GIVEN TASK »
Search the listing below for "JSON". Copy each matching line.

Stored entries »
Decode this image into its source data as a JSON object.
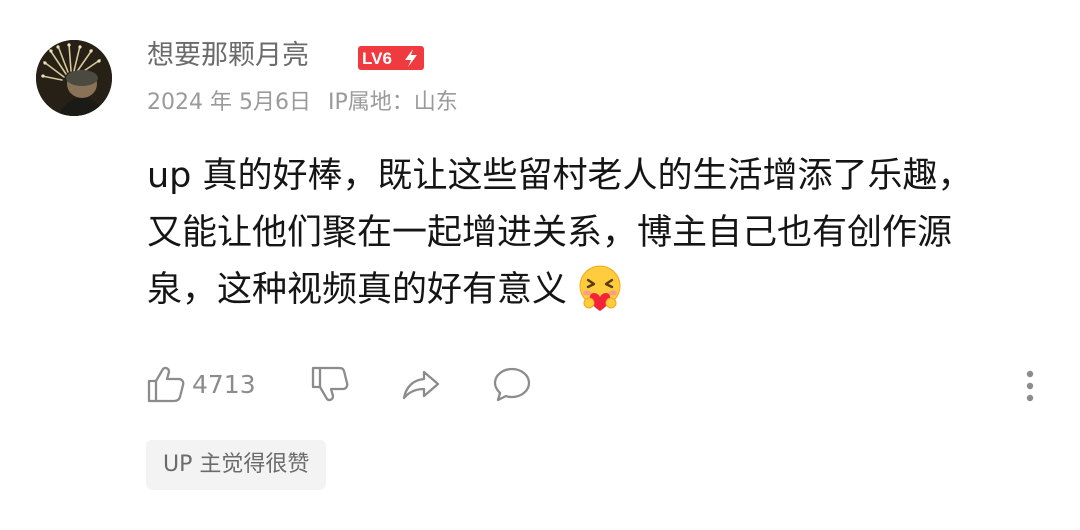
{
  "comment": {
    "username": "想要那颗月亮",
    "level_badge": "LV6",
    "date": "2024 年 5月6日",
    "ip_location": "IP属地：山东",
    "content_lines": [
      "up 真的好棒，既让这些留村老人的生活增添了乐趣，",
      "又能让他们聚在一起增进关系，博主自己也有创作源",
      "泉，这种视频真的好有意义"
    ],
    "emoji_icon": "hugging-heart-emoji-icon",
    "like_count": "4713",
    "up_liked_label": "UP 主觉得很赞"
  },
  "icons": {
    "like": "thumbs-up-icon",
    "dislike": "thumbs-down-icon",
    "share": "share-arrow-icon",
    "reply": "comment-bubble-icon",
    "more": "more-vertical-icon"
  },
  "colors": {
    "level_badge": "#ef3b40",
    "text_primary": "#151515",
    "text_secondary": "#9a9a9a",
    "username": "#6b6b6b",
    "tag_bg": "#f3f3f3"
  }
}
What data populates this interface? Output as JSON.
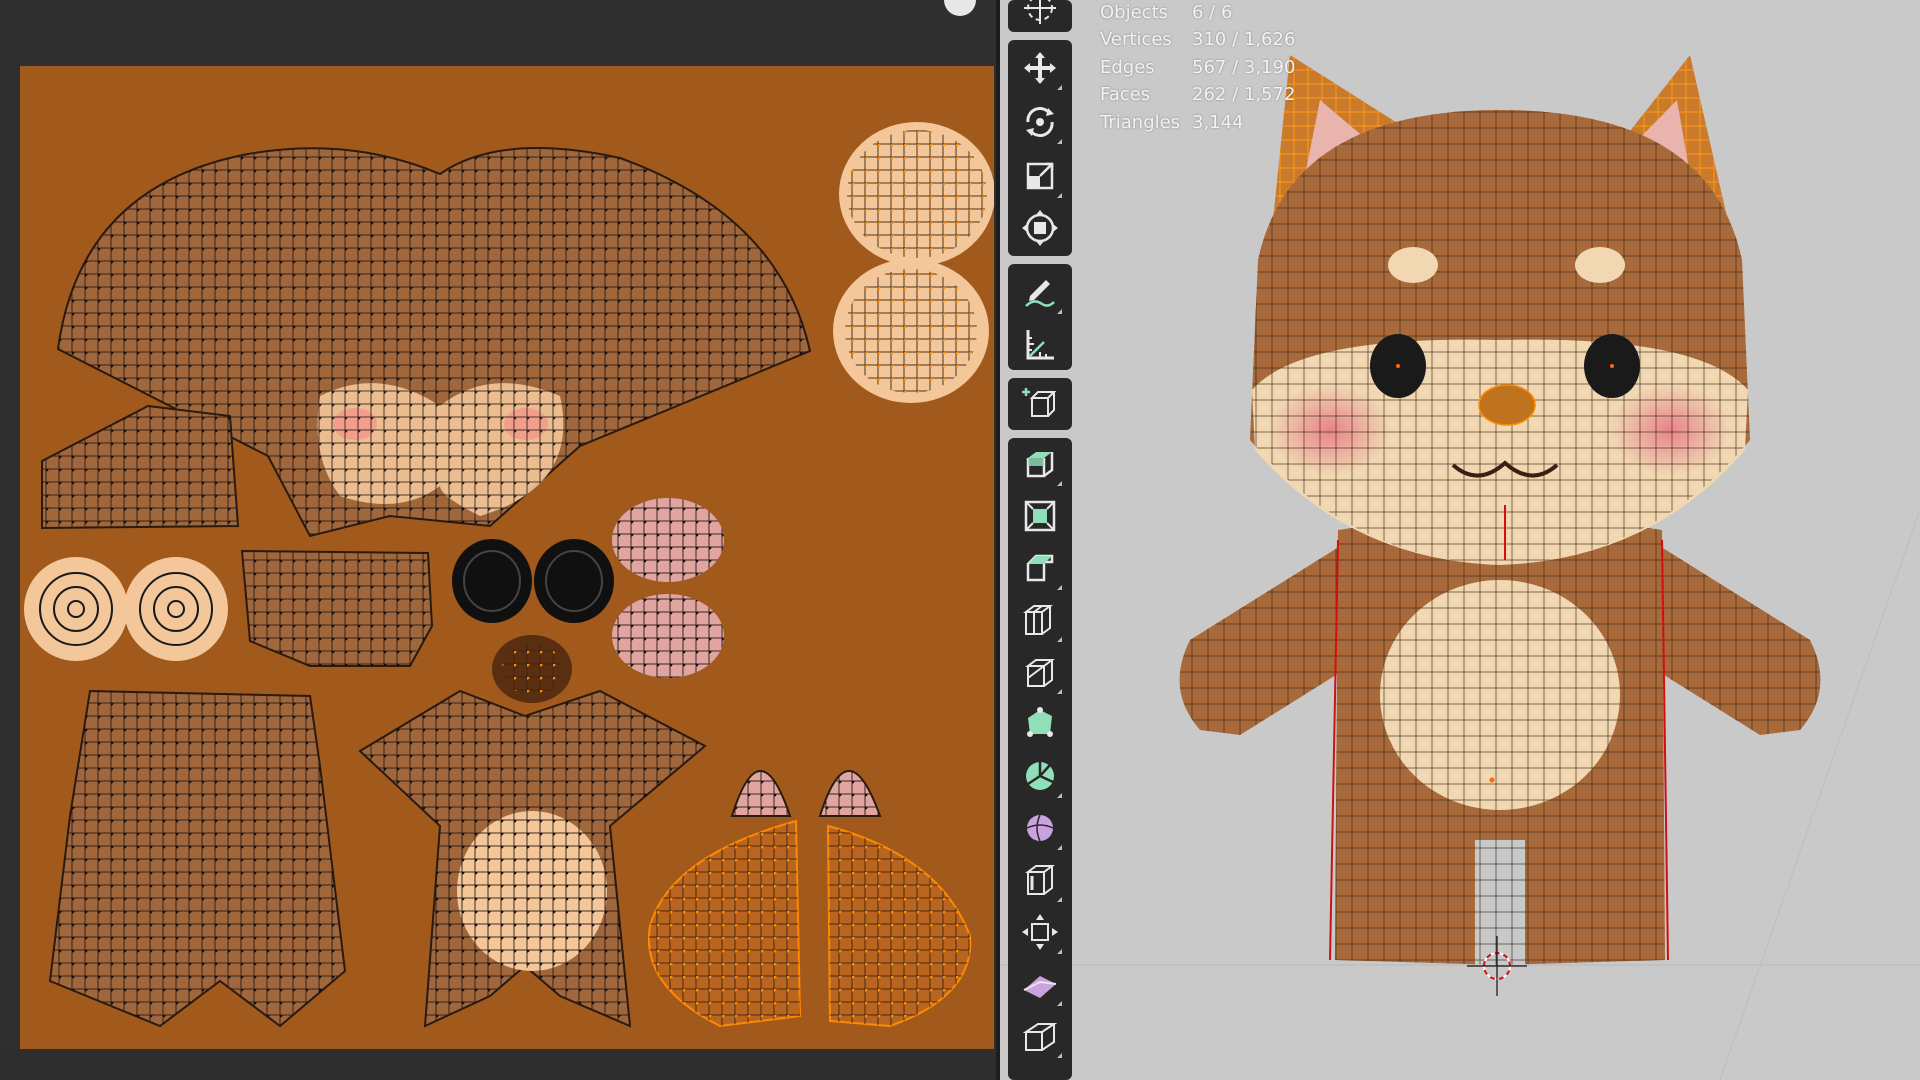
{
  "stats": {
    "rows": [
      {
        "label": "Objects",
        "value": "6 / 6"
      },
      {
        "label": "Vertices",
        "value": "310 / 1,626"
      },
      {
        "label": "Edges",
        "value": "567 / 3,190"
      },
      {
        "label": "Faces",
        "value": "262 / 1,572"
      },
      {
        "label": "Triangles",
        "value": "3,144"
      }
    ]
  },
  "toolbar": {
    "tools": [
      {
        "name": "cursor-tool",
        "icon": "cursor-icon"
      },
      {
        "name": "move-tool",
        "icon": "move-icon"
      },
      {
        "name": "rotate-tool",
        "icon": "rotate-icon"
      },
      {
        "name": "scale-tool",
        "icon": "scale-icon"
      },
      {
        "name": "transform-tool",
        "icon": "transform-icon"
      },
      {
        "name": "annotate-tool",
        "icon": "annotate-icon"
      },
      {
        "name": "measure-tool",
        "icon": "measure-icon"
      },
      {
        "name": "add-cube-tool",
        "icon": "add-cube-icon"
      },
      {
        "name": "extrude-region-tool",
        "icon": "extrude-icon"
      },
      {
        "name": "inset-faces-tool",
        "icon": "inset-icon"
      },
      {
        "name": "bevel-tool",
        "icon": "bevel-icon"
      },
      {
        "name": "loop-cut-tool",
        "icon": "loop-cut-icon"
      },
      {
        "name": "knife-tool",
        "icon": "knife-icon"
      },
      {
        "name": "poly-build-tool",
        "icon": "poly-build-icon"
      },
      {
        "name": "spin-tool",
        "icon": "spin-icon"
      },
      {
        "name": "smooth-tool",
        "icon": "smooth-icon"
      },
      {
        "name": "edge-slide-tool",
        "icon": "edge-slide-icon"
      },
      {
        "name": "shrink-fatten-tool",
        "icon": "shrink-fatten-icon"
      },
      {
        "name": "shear-tool",
        "icon": "shear-icon"
      },
      {
        "name": "rip-region-tool",
        "icon": "rip-icon"
      }
    ]
  },
  "colors": {
    "uv_background": "#a15a1c",
    "island_fill": "#a0673d",
    "vertex_dot": "#111111",
    "selected": "#ff8a00",
    "viewport_background": "#c9c9c9",
    "toolbar_background": "#282828",
    "toolbar_icon_active": "#8fe0b8"
  }
}
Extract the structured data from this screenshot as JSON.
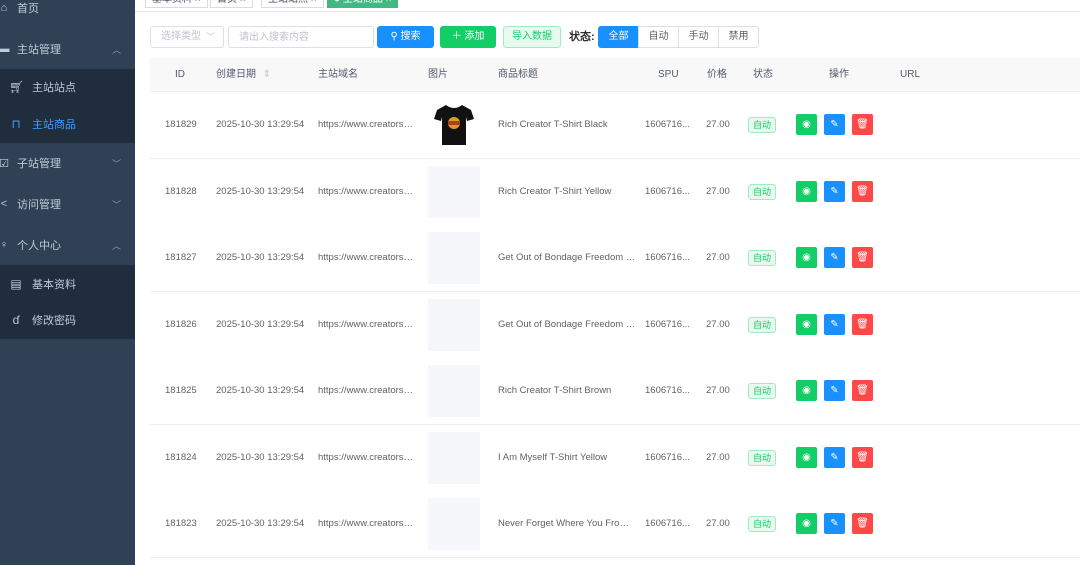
{
  "sidebar": {
    "items": [
      {
        "label": "首页",
        "icon": "home-icon"
      },
      {
        "label": "主站管理",
        "icon": "clipboard-icon",
        "expanded": true,
        "children": [
          {
            "label": "主站站点",
            "icon": "cart-icon"
          },
          {
            "label": "主站商品",
            "icon": "bag-icon",
            "active": true
          }
        ]
      },
      {
        "label": "子站管理",
        "icon": "checkbox-icon",
        "expanded": false
      },
      {
        "label": "访问管理",
        "icon": "share-icon",
        "expanded": false
      },
      {
        "label": "个人中心",
        "icon": "user-icon",
        "expanded": true,
        "children": [
          {
            "label": "基本资料",
            "icon": "document-icon"
          },
          {
            "label": "修改密码",
            "icon": "key-icon"
          }
        ]
      }
    ]
  },
  "tags": [
    {
      "label": "基本资料 ×",
      "active": false
    },
    {
      "label": "首页 ×",
      "active": false
    },
    {
      "label": "主站站点 ×",
      "active": false
    },
    {
      "label": "● 主站商品 ×",
      "active": true
    }
  ],
  "toolbar": {
    "type_placeholder": "选择类型",
    "search_placeholder": "请出入搜索内容",
    "search_label": "搜索",
    "add_label": "添加",
    "import_label": "导入数据",
    "status_label": "状态:",
    "status_options": [
      "全部",
      "自动",
      "手动",
      "禁用"
    ],
    "status_selected": "全部"
  },
  "table": {
    "headers": {
      "id": "ID",
      "created": "创建日期",
      "domain": "主站域名",
      "image": "图片",
      "title": "商品标题",
      "spu": "SPU",
      "price": "价格",
      "status": "状态",
      "actions": "操作",
      "url": "URL"
    },
    "rows": [
      {
        "id": "181829",
        "created": "2025-10-30 13:29:54",
        "domain": "https://www.creatorshi...",
        "has_image": true,
        "title": "Rich Creator T-Shirt Black",
        "spu": "1606716...",
        "price": "27.00",
        "status": "自动"
      },
      {
        "id": "181828",
        "created": "2025-10-30 13:29:54",
        "domain": "https://www.creatorshi...",
        "has_image": false,
        "title": "Rich Creator T-Shirt Yellow",
        "spu": "1606716...",
        "price": "27.00",
        "status": "自动"
      },
      {
        "id": "181827",
        "created": "2025-10-30 13:29:54",
        "domain": "https://www.creatorshi...",
        "has_image": false,
        "title": "Get Out of Bondage Freedom T...",
        "spu": "1606716...",
        "price": "27.00",
        "status": "自动"
      },
      {
        "id": "181826",
        "created": "2025-10-30 13:29:54",
        "domain": "https://www.creatorshi...",
        "has_image": false,
        "title": "Get Out of Bondage Freedom T...",
        "spu": "1606716...",
        "price": "27.00",
        "status": "自动"
      },
      {
        "id": "181825",
        "created": "2025-10-30 13:29:54",
        "domain": "https://www.creatorshi...",
        "has_image": false,
        "title": "Rich Creator T-Shirt Brown",
        "spu": "1606716...",
        "price": "27.00",
        "status": "自动"
      },
      {
        "id": "181824",
        "created": "2025-10-30 13:29:54",
        "domain": "https://www.creatorshi...",
        "has_image": false,
        "title": "I Am Myself T-Shirt Yellow",
        "spu": "1606716...",
        "price": "27.00",
        "status": "自动"
      },
      {
        "id": "181823",
        "created": "2025-10-30 13:29:54",
        "domain": "https://www.creatorshi...",
        "has_image": false,
        "title": "Never Forget Where You From ...",
        "spu": "1606716...",
        "price": "27.00",
        "status": "自动"
      }
    ]
  },
  "colors": {
    "sidebar_bg": "#304156",
    "submenu_bg": "#1f2d3d",
    "primary": "#1890ff",
    "success": "#13ce66",
    "danger": "#ff4949"
  }
}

PROBLEM SOLUTION »
Decode this image into its source data as a JSON object.
What data populates this interface? Output as JSON.
Extract the structured data from this screenshot as JSON.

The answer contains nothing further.